┌────────

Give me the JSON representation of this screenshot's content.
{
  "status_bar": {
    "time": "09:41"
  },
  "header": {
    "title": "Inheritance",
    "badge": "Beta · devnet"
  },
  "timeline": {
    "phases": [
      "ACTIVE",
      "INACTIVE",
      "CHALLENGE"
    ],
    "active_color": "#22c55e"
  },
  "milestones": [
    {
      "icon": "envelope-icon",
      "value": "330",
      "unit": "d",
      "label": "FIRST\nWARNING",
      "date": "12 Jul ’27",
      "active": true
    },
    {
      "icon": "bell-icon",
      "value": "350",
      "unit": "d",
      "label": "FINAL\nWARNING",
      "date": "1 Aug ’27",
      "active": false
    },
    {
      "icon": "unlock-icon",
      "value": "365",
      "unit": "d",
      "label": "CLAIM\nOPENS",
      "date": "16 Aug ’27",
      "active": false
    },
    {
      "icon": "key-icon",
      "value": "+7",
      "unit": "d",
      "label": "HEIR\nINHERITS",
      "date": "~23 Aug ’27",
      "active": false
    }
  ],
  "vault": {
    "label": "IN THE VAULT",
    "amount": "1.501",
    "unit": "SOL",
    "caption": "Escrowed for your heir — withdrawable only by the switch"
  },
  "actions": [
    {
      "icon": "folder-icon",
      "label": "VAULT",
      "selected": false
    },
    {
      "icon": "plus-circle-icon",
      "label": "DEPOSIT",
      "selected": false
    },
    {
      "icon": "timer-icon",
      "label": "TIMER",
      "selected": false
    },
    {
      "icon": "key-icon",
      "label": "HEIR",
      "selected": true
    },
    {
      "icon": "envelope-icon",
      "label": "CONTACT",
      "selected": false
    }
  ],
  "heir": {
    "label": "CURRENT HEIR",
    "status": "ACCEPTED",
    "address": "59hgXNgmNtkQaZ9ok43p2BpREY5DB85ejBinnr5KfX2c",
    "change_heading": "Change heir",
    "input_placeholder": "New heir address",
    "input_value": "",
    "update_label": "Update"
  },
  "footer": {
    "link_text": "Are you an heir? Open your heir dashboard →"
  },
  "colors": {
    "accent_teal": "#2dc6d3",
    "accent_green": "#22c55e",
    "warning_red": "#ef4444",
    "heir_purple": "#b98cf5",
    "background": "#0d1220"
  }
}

└────────
┌────────

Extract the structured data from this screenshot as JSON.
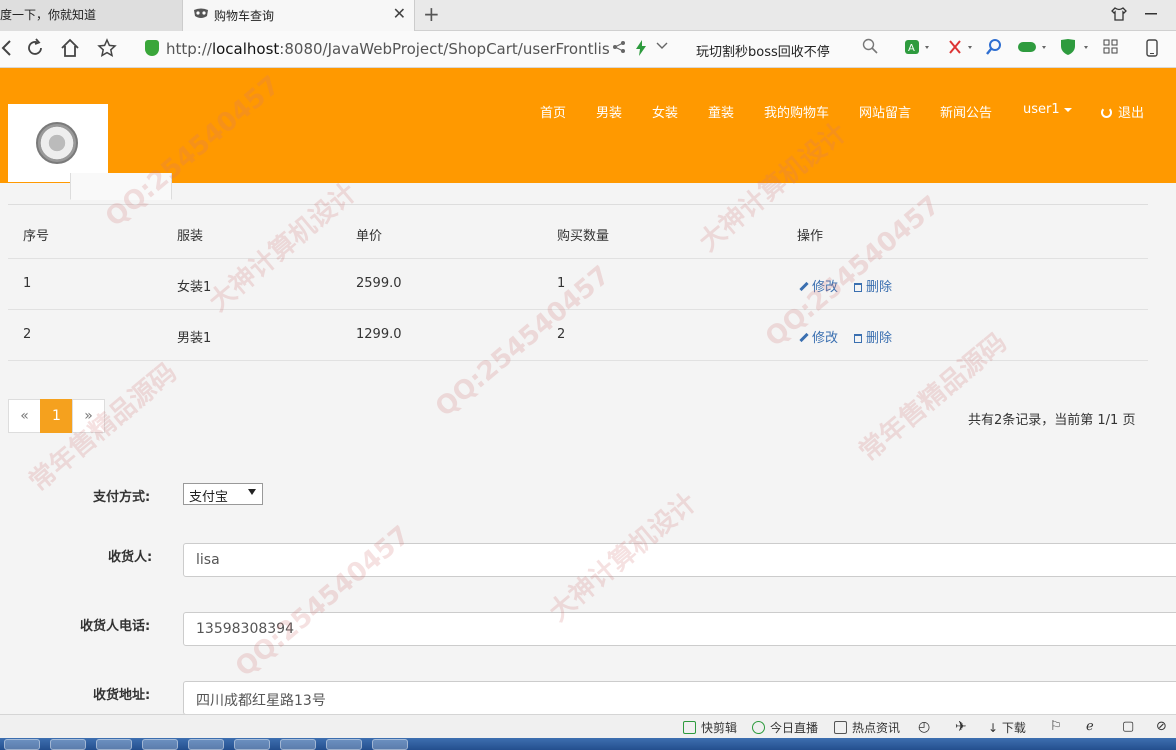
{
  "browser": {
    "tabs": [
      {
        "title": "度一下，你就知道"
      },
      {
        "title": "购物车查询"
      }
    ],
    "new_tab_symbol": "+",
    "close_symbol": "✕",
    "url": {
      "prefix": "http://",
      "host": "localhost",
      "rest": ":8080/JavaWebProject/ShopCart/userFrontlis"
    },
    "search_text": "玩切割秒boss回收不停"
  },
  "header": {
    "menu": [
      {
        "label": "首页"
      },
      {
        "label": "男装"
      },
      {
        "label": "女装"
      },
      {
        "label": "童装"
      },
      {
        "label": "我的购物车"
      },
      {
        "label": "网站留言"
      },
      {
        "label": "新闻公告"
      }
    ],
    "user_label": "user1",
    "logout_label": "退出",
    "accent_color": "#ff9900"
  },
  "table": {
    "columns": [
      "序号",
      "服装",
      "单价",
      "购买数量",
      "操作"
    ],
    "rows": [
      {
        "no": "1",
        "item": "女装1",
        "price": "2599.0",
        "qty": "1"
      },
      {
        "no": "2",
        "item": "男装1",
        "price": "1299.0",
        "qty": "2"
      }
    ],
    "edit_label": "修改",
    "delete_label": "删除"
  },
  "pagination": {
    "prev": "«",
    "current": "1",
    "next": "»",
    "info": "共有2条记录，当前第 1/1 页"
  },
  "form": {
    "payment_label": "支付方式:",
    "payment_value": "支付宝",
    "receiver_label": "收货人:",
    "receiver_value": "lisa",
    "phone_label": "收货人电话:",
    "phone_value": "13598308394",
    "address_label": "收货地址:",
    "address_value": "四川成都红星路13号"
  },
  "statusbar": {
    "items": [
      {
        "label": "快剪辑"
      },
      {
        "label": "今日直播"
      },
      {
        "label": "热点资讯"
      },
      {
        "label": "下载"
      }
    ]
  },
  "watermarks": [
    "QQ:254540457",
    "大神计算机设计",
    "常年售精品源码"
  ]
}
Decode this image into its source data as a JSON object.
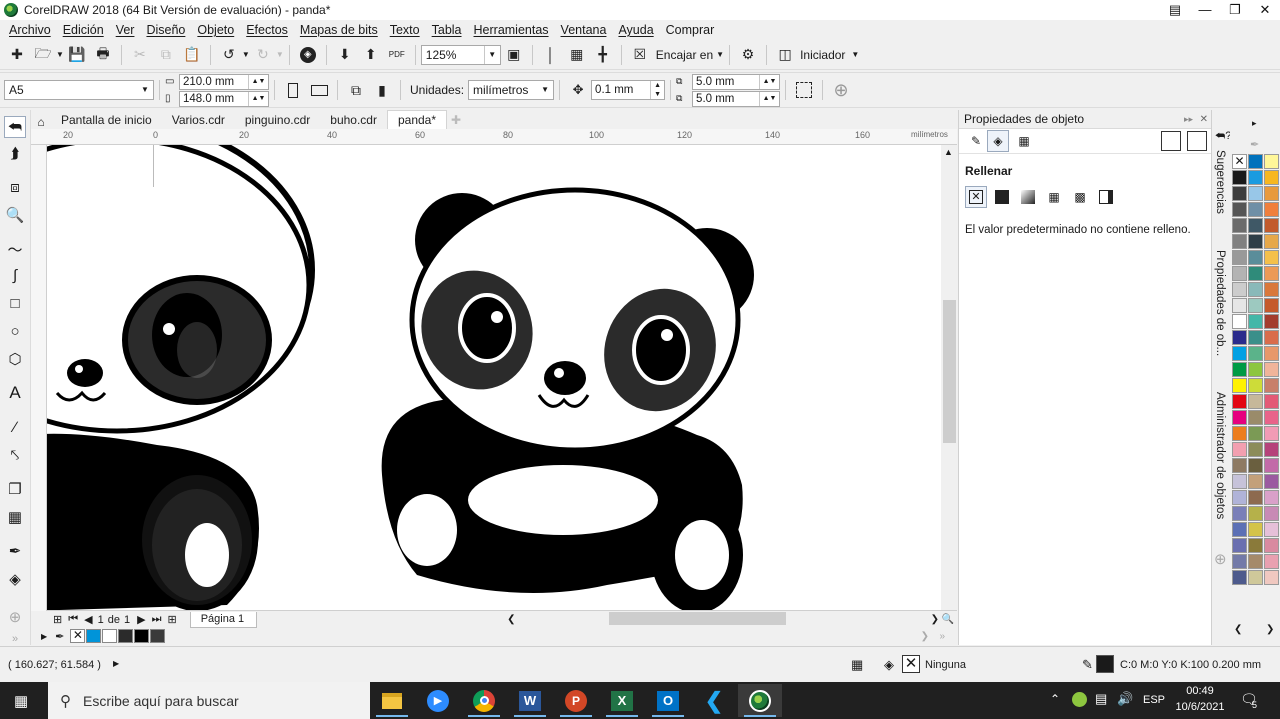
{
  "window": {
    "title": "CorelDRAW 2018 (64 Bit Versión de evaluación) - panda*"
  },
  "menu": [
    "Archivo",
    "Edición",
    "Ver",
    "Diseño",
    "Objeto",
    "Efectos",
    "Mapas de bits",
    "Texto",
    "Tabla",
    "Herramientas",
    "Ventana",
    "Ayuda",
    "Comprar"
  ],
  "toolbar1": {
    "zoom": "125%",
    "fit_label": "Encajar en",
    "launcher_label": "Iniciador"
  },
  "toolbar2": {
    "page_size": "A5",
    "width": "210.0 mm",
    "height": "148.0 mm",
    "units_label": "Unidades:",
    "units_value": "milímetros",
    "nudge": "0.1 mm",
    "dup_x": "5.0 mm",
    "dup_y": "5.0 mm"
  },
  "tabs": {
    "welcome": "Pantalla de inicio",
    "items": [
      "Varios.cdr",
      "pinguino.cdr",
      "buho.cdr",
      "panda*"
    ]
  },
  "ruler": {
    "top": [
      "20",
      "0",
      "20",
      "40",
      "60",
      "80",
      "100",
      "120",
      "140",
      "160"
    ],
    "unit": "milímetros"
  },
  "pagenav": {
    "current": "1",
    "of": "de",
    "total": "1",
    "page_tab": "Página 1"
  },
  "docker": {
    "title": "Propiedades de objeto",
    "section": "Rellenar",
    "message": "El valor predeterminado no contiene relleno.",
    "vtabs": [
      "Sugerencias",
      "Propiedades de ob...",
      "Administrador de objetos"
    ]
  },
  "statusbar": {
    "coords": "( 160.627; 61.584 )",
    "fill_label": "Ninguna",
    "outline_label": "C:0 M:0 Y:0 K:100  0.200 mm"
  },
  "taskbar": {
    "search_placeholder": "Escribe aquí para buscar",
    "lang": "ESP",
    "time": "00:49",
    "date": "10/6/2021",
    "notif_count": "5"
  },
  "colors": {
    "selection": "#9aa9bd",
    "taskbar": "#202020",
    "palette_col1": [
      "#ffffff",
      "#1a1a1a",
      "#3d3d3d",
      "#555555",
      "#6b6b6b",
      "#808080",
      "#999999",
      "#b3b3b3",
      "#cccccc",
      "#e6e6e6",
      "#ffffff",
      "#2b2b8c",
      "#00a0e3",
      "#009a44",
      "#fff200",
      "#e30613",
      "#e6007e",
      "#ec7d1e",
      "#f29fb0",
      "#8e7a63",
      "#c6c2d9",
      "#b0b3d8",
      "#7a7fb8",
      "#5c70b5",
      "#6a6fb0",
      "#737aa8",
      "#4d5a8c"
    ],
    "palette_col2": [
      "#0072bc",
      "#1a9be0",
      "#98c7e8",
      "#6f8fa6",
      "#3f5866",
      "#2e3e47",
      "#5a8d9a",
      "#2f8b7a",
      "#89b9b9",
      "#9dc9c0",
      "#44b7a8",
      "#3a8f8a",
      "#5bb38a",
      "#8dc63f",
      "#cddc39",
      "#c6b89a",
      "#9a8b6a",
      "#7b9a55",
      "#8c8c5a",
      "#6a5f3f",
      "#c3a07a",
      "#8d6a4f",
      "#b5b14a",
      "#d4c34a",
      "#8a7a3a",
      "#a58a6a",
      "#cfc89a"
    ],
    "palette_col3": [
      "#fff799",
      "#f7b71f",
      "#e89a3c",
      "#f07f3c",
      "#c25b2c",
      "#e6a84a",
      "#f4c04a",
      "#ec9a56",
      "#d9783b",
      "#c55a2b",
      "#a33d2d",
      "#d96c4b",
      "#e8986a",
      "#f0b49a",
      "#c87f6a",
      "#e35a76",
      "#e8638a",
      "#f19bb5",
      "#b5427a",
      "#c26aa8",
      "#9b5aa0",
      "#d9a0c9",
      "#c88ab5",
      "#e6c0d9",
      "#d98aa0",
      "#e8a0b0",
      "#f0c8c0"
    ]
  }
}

└────────
┌────────

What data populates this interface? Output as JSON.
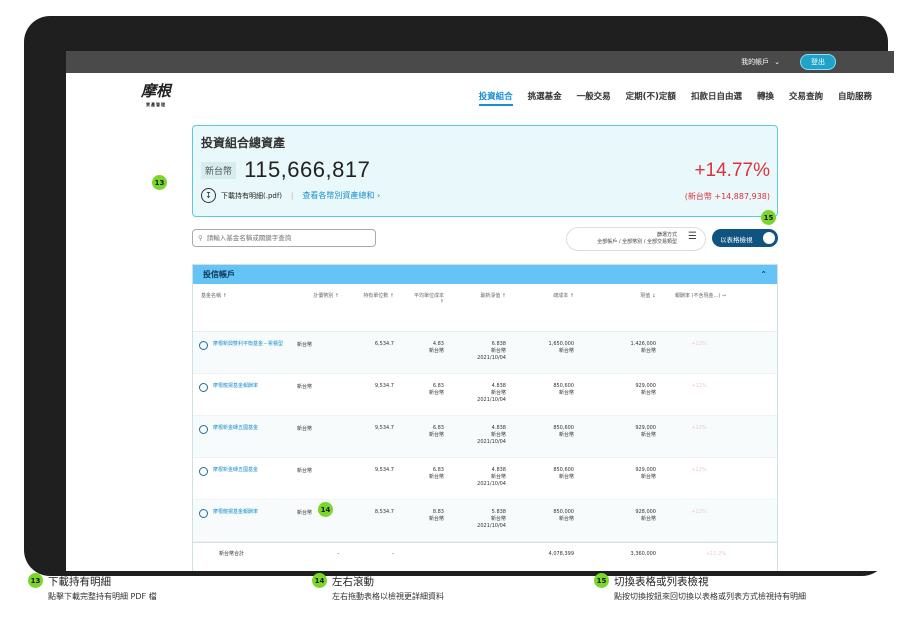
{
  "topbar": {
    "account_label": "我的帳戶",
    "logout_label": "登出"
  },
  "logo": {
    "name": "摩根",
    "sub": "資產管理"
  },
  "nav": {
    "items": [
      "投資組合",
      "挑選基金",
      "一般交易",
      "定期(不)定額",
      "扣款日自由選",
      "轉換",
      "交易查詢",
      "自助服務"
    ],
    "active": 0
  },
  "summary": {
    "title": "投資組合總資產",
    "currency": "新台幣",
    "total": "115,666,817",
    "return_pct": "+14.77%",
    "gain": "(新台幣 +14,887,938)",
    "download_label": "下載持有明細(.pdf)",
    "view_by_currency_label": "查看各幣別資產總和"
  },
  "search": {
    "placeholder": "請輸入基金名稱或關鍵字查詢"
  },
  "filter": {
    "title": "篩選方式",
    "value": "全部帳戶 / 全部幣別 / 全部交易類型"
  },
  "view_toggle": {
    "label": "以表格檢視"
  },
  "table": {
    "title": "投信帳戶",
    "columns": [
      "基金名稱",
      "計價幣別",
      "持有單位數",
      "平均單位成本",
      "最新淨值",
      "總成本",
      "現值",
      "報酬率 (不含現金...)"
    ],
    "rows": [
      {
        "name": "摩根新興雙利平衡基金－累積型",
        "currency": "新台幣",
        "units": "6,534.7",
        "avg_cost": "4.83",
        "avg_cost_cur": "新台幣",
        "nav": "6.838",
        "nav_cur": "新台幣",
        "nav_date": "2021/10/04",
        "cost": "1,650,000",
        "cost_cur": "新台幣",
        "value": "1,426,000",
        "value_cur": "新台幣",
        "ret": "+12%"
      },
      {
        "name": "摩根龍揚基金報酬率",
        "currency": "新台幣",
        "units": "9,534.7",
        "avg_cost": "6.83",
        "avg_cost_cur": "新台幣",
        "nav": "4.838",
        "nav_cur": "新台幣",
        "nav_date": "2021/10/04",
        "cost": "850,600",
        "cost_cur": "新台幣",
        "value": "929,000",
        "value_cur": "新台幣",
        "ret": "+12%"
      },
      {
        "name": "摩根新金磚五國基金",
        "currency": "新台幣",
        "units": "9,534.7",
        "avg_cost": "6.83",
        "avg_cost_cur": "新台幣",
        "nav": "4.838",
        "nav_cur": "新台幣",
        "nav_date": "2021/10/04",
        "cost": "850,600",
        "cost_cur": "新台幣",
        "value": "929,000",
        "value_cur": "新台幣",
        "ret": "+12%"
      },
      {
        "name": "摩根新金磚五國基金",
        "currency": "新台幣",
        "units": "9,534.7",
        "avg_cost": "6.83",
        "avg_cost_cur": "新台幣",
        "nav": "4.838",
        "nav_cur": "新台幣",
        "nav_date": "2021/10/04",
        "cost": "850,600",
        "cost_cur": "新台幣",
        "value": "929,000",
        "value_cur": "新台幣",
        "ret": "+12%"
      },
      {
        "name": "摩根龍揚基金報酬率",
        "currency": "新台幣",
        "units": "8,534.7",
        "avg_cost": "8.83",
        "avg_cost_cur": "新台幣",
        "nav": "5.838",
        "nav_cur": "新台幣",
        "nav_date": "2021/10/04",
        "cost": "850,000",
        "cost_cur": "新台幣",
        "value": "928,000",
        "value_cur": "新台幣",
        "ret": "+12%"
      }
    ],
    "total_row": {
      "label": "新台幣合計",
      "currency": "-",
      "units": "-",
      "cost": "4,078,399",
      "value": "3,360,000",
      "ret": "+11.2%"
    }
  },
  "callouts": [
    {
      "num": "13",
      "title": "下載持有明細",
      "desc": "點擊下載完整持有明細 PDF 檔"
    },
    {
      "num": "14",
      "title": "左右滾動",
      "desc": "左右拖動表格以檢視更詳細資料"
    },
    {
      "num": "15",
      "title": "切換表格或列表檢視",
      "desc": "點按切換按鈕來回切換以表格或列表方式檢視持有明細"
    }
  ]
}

└────────

### Stated problem
What is the number of lines above that contain "JSON"? Answer with that number only.

### Correct answer
4